O que fazer: Prossiga o texto sobre a viagem a Paris e os seus restaurantes, começando logo a seguir à última frase do excerto apresentado.

Excerto apresentado:
/---

Gastronomicamente, uma viagem a Paris é sinónimo de dar um salto à Maille, loja fundada em 1747 pelo mestre vinagreiro e fornecedor do rei Louis XV Antoine-Claude Maille e localizada num dos cantos da Place de la Madelaine (impossível não comprar, pelo menos, um vinagre de manga). É descobrir um restaurante onde comer uma sopa quente de cebola (desta vez foi no The Bouillon of Paris, no Marché des Enfants Rouges, o mercado coberto mais antigo da cidade), outro que sirva mexilhões com batatas fritas (calhou à Brasserie L'Alsace, no 39 da Avenida dos Campos Elísios, por ter fechado o belga Lèon de Bruxelles, ali ao lado), outro ainda que tenha couscous na ementa. E o marroquino Figuig, a poucos minutos a pé do Hotel Niel, no número 13 da Rue Brey, com os seus couscous de "Maman", de frango, merguez ou borrego, foi uma boa descoberta. E podia ter sido uma boa forma de nos despedirmos de Paris. Mas ainda havíamos de ter um feliz almoço de domingo no Paradis Thai, com a sua grande porta e dois elefantes à entrada, durante a visita à Chinatown.
O Hotel Niel, ou Elysees Niel Hotel, um 3 estrelas no 17º arrondissement, a poucos minutos a pé do Arco do Triunfo e localizado junto a várias boulangeries e a um mercado de rua, foi a escolha nesta viagem. Fica no número 11 da Rue Saussier-Leroy e tem quartos duplos a 135 euros no Booking. Tel.: +331 42279929.

\---

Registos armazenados
/---

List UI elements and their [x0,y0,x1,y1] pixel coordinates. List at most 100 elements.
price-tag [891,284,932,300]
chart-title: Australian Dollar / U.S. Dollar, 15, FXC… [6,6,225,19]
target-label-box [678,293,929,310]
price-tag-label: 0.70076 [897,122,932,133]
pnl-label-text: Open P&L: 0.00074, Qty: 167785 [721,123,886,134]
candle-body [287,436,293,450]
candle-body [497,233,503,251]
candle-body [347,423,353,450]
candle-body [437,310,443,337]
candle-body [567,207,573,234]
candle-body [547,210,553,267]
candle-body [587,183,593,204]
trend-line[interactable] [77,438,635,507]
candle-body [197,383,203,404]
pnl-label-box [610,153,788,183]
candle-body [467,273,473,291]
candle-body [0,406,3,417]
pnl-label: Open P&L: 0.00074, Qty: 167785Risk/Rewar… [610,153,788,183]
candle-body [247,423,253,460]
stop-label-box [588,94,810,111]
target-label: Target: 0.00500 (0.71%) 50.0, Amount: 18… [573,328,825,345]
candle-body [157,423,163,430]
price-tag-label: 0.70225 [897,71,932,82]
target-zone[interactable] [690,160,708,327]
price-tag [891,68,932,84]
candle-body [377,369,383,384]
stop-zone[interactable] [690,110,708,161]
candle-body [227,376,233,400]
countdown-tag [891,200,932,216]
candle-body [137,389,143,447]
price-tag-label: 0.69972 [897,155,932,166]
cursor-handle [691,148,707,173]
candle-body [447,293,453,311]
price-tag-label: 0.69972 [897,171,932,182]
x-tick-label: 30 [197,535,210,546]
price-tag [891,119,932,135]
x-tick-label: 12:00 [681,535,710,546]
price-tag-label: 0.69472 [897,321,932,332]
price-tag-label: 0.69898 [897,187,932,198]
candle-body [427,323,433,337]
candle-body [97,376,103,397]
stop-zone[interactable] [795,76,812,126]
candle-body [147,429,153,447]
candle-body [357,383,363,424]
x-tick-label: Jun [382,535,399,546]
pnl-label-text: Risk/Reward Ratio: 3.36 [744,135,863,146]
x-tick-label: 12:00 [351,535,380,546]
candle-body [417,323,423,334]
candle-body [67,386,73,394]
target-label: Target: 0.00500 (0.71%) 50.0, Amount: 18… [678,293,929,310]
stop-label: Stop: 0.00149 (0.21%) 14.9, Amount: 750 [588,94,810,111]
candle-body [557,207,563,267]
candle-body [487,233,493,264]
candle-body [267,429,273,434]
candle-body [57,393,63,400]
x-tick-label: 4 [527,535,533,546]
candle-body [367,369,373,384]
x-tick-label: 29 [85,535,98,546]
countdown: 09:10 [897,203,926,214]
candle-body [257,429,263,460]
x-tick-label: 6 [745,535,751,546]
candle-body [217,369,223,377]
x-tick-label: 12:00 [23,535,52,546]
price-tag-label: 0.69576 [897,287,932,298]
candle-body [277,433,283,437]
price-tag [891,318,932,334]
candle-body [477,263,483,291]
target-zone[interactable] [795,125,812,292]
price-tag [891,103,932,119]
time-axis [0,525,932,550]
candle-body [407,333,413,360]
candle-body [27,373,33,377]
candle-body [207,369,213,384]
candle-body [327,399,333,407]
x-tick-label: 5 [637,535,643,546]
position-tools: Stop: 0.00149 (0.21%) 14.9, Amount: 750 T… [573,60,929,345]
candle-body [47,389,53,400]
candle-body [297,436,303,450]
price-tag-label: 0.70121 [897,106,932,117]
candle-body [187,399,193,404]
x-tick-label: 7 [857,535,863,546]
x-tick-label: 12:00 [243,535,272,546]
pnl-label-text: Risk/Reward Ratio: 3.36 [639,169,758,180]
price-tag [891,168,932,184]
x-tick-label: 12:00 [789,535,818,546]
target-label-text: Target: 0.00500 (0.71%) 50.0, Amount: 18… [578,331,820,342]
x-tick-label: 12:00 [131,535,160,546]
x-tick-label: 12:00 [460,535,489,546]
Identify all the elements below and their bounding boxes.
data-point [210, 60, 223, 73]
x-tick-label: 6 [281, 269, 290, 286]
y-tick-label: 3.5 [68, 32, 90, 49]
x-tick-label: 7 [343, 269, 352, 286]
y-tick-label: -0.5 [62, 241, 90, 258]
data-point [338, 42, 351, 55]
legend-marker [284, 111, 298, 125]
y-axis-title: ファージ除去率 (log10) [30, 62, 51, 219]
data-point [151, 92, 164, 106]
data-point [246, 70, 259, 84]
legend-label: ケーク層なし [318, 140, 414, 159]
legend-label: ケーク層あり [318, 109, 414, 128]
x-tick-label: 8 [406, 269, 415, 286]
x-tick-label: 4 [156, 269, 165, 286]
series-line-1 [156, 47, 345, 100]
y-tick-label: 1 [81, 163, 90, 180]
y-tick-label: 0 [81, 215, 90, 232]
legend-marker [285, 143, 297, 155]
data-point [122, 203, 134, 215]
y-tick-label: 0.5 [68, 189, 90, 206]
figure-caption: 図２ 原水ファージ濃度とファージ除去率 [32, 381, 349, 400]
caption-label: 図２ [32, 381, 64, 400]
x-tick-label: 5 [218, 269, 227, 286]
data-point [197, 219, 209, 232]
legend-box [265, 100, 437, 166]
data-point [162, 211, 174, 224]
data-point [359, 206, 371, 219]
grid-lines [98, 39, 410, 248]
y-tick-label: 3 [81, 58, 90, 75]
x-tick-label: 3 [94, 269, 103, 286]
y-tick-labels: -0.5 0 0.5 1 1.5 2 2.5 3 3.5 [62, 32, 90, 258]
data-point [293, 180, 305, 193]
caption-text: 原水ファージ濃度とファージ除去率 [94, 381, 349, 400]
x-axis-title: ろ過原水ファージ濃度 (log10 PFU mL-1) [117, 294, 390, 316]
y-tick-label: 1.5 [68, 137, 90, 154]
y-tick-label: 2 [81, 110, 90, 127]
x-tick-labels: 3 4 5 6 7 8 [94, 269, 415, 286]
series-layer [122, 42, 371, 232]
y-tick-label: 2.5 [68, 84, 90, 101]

\---

Resultado do exercício:
A Maison de Victor Hugo está aberta de terça a domingo, excepto em alguns feriados, das 10h às 18h, com a última entrada às 17h40. Integra a rede Paris Musées, de 14 museus e sítios, juntamente com o Musée d' Art Moderne de Paris, o Petit Palais Musée des Beaux Arts, o Musée Carnavalet – Histoire de Paris ou a Maison de Balzac. Todos têm entrada gratuita para as colecções permanentes, excepto as Catacumbas de Paris, a Cripta Arqueológica da Île de la Cité e o Palais Galliera.
O Caveau de la Huchette, localizado no número 5 da Rue de La Huchette (metro Saint Michel ou Cité), está aberto todos os dias do ano. De domingo a quinta das 21h às 2h (bilhetes a 14 euros), sexta, sábado e vésperas de feriados das 21h às 4h (bilhetes a 16 euros). Informações sobre a programação no site.
O Marché des Enfants Rouges, de 1615 e assim chamado por causa da cor das capas usadas pelos rapazes de um orfanato próximo, está aberto de terça a domingo. Fica no 39 da Rue de Bretagne, no 3º arrondicement (metro Temple ou Filles du Calvaire) e tem restaurantes e algumas lojas à volta. Destaque para o restaurante que serve tagines e couscous, sempre cheio, e para a loja Photographies.
Informações sobre a agenda cultural em Paris disponíveis no site Come To Paris ou na revista gratuita Paris Vous Aime Magazine.
Paris, de Julien Green, com tradução de Carlos Vaz Marques, está editado em Portugal pela Tinta da China. Custa 17,50 euros na Wook.